— MATERIAL SUPPLIED —
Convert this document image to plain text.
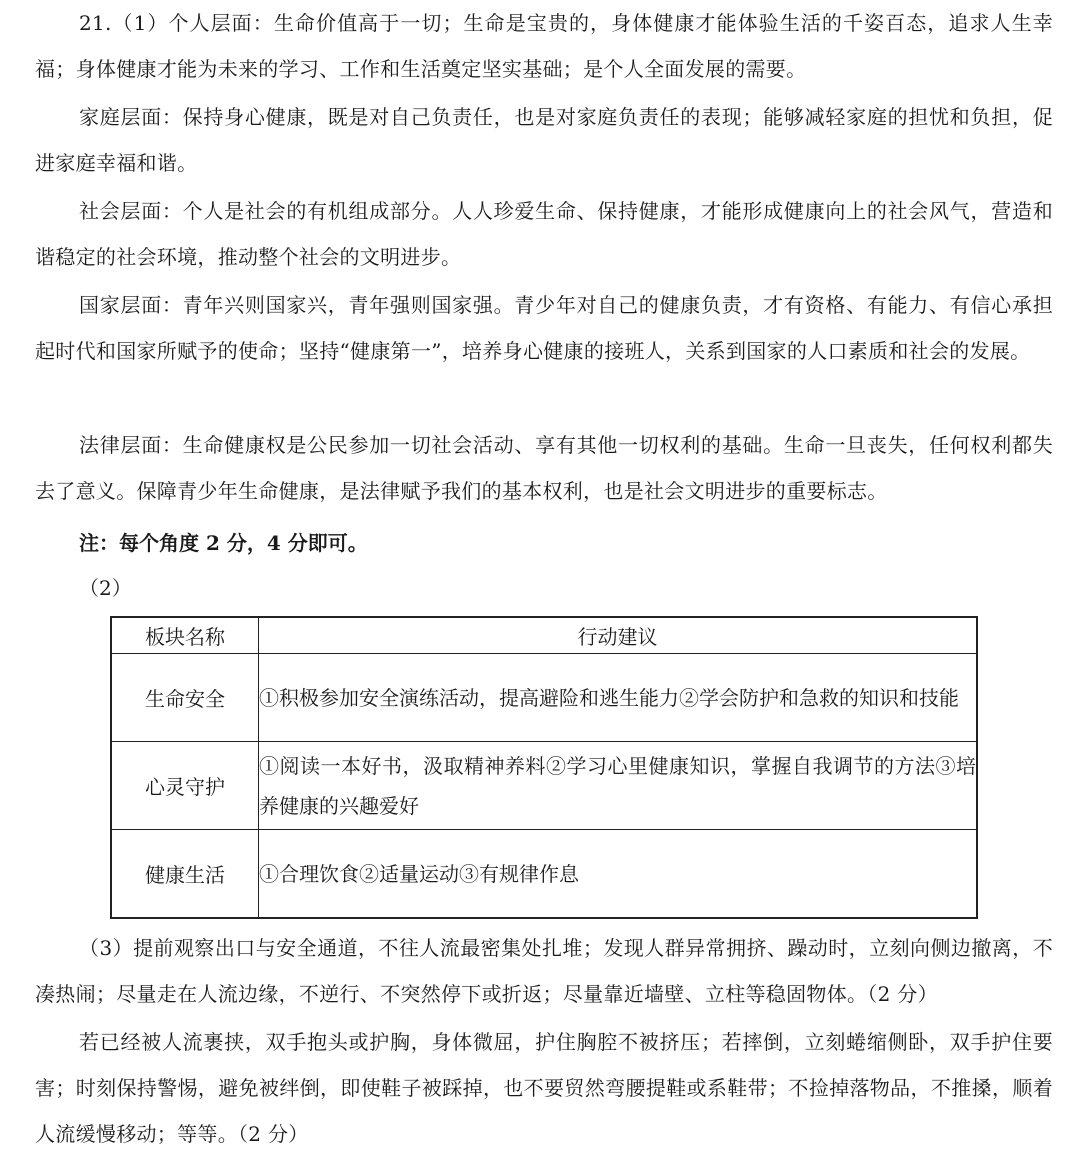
21.（1）个人层面：生命价值高于一切；生命是宝贵的，身体健康才能体验生活的千姿百态，追求人生幸福；身体健康才能为未来的学习、工作和生活奠定坚实基础；是个人全面发展的需要。
家庭层面：保持身心健康，既是对自己负责任，也是对家庭负责任的表现；能够减轻家庭的担忧和负担，促进家庭幸福和谐。
社会层面：个人是社会的有机组成部分。人人珍爱生命、保持健康，才能形成健康向上的社会风气，营造和谐稳定的社会环境，推动整个社会的文明进步。
国家层面：青年兴则国家兴，青年强则国家强。青少年对自己的健康负责，才有资格、有能力、有信心承担起时代和国家所赋予的使命；坚持“健康第一”，培养身心健康的接班人，关系到国家的人口素质和社会的发展。
法律层面：生命健康权是公民参加一切社会活动、享有其他一切权利的基础。生命一旦丧失，任何权利都失去了意义。保障青少年生命健康，是法律赋予我们的基本权利，也是社会文明进步的重要标志。
注：每个角度 2 分，4 分即可。
（2）
板块名称	行动建议
生命安全	①积极参加安全演练活动，提高避险和逃生能力②学会防护和急救的知识和技能
心灵守护	①阅读一本好书，汲取精神养料②学习心里健康知识，掌握自我调节的方法③培养健康的兴趣爱好
健康生活	①合理饮食②适量运动③有规律作息
（3）提前观察出口与安全通道，不往人流最密集处扎堆；发现人群异常拥挤、躁动时，立刻向侧边撤离，不凑热闹；尽量走在人流边缘，不逆行、不突然停下或折返；尽量靠近墙壁、立柱等稳固物体。（2 分）
若已经被人流裹挟，双手抱头或护胸，身体微屈，护住胸腔不被挤压；若摔倒，立刻蜷缩侧卧，双手护住要害；时刻保持警惕，避免被绊倒，即使鞋子被踩掉，也不要贸然弯腰提鞋或系鞋带；不捡掉落物品，不推搡，顺着人流缓慢移动；等等。（2 分）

— DIRECTIVE —
Omitting all images, print the listing exactly.

— TASK OUTPUT —
Convert this document image to plain text.
21.（1）个人层面：生命价值高于一切；生命是宝贵的，身体健康才能体验生活的千姿百态，追求人生幸福；身体健康才能为未来的学习、工作和生活奠定坚实基础；是个人全面发展的需要。
家庭层面：保持身心健康，既是对自己负责任，也是对家庭负责任的表现；能够减轻家庭的担忧和负担，促进家庭幸福和谐。
社会层面：个人是社会的有机组成部分。人人珍爱生命、保持健康，才能形成健康向上的社会风气，营造和谐稳定的社会环境，推动整个社会的文明进步。
国家层面：青年兴则国家兴，青年强则国家强。青少年对自己的健康负责，才有资格、有能力、有信心承担起时代和国家所赋予的使命；坚持“健康第一”，培养身心健康的接班人，关系到国家的人口素质和社会的发展。
法律层面：生命健康权是公民参加一切社会活动、享有其他一切权利的基础。生命一旦丧失，任何权利都失去了意义。保障青少年生命健康，是法律赋予我们的基本权利，也是社会文明进步的重要标志。
注：每个角度 2 分，4 分即可。
（2）
板块名称	行动建议
生命安全	①积极参加安全演练活动，提高避险和逃生能力②学会防护和急救的知识和技能
心灵守护	①阅读一本好书，汲取精神养料②学习心里健康知识，掌握自我调节的方法③培养健康的兴趣爱好
健康生活	①合理饮食②适量运动③有规律作息
（3）提前观察出口与安全通道，不往人流最密集处扎堆；发现人群异常拥挤、躁动时，立刻向侧边撤离，不凑热闹；尽量走在人流边缘，不逆行、不突然停下或折返；尽量靠近墙壁、立柱等稳固物体。（2 分）
若已经被人流裹挟，双手抱头或护胸，身体微屈，护住胸腔不被挤压；若摔倒，立刻蜷缩侧卧，双手护住要害；时刻保持警惕，避免被绊倒，即使鞋子被踩掉，也不要贸然弯腰提鞋或系鞋带；不捡掉落物品，不推搡，顺着人流缓慢移动；等等。（2 分）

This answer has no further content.